▶ [Task goal]
Find each line holding "Gabungan" and copy it out.

___ Data for the task

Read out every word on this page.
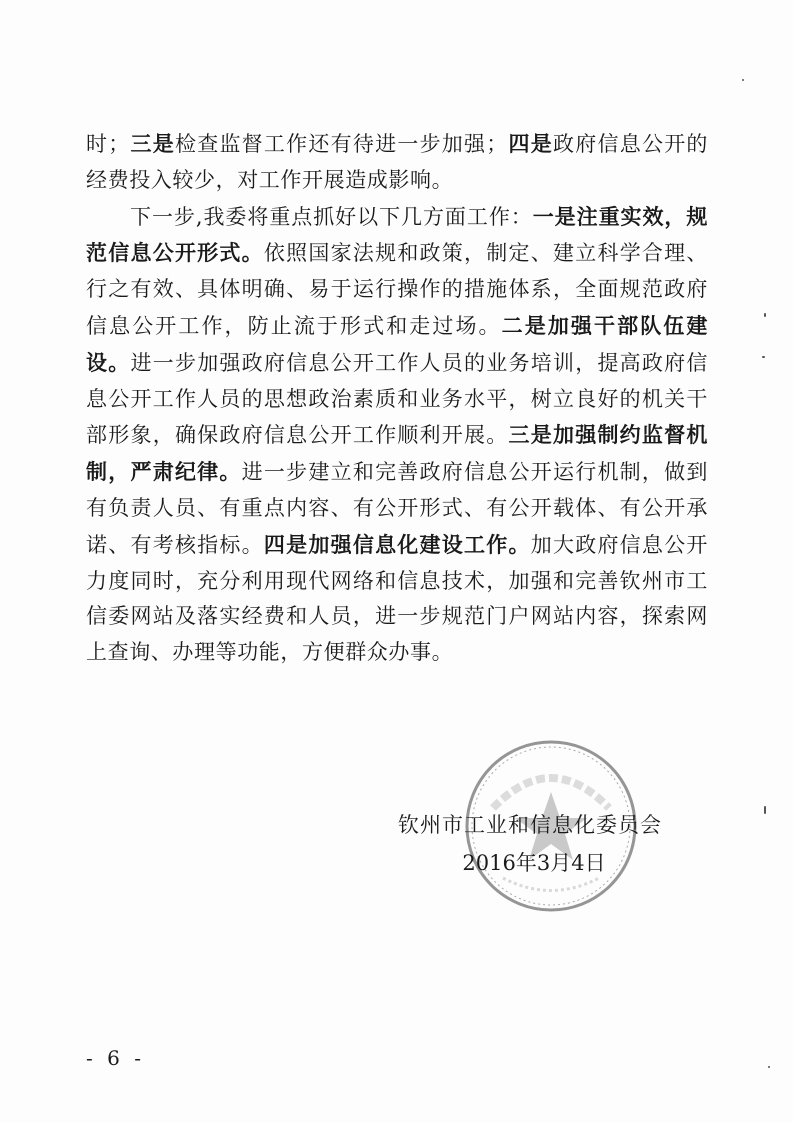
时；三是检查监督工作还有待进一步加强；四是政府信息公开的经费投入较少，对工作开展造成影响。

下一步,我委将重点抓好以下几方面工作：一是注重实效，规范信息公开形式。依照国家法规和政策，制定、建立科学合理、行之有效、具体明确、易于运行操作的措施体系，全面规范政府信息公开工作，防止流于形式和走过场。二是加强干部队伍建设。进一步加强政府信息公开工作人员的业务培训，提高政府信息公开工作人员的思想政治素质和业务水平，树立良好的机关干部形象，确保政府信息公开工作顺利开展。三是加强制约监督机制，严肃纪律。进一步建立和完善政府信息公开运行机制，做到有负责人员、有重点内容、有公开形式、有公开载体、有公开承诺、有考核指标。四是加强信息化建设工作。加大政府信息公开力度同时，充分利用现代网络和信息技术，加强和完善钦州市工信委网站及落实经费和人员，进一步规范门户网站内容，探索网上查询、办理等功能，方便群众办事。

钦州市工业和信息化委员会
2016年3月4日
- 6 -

______
___ Data for the task

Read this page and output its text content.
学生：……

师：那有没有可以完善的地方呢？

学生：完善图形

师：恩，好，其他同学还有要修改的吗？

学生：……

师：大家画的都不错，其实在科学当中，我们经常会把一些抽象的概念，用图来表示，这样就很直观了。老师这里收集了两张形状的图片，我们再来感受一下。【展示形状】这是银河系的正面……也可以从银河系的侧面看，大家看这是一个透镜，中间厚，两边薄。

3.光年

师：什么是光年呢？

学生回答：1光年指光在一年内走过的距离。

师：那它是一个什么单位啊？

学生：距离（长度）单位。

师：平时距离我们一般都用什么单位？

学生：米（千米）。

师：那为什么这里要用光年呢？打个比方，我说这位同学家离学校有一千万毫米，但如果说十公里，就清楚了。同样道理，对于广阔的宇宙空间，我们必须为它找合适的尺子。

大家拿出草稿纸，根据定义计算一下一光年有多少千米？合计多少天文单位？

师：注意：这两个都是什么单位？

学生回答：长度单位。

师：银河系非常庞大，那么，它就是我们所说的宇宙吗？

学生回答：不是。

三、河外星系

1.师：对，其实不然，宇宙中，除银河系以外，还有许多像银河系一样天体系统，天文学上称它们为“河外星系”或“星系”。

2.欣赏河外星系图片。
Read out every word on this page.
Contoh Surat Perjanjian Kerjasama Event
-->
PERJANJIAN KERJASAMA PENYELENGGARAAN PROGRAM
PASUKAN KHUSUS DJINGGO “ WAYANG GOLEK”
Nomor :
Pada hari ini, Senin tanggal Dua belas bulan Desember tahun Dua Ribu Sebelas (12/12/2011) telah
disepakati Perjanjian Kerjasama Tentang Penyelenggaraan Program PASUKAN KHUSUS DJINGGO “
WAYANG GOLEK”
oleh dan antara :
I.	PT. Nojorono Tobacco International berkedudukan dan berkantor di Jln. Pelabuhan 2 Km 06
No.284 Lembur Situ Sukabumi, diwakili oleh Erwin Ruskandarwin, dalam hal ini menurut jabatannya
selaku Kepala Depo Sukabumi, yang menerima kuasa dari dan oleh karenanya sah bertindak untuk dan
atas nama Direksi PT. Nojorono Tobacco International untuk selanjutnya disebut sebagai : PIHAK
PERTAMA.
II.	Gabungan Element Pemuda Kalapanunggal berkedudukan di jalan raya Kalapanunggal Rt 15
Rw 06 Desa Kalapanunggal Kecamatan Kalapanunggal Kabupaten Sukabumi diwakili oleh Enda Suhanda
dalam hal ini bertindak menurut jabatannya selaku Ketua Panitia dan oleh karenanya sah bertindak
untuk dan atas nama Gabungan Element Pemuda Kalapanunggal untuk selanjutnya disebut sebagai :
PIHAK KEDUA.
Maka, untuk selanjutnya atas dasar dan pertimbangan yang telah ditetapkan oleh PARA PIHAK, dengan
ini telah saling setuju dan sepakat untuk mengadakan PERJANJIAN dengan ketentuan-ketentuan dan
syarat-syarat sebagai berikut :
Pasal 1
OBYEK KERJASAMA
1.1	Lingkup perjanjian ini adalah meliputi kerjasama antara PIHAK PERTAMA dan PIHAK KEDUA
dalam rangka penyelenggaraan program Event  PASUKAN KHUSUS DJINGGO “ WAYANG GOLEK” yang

______

▶ [Exercise result]
II.	Gabungan Element Pemuda Kalapanunggal berkedudukan di jalan raya Kalapanunggal Rt 15
untuk dan atas nama Gabungan Element Pemuda Kalapanunggal untuk selanjutnya disebut sebagai :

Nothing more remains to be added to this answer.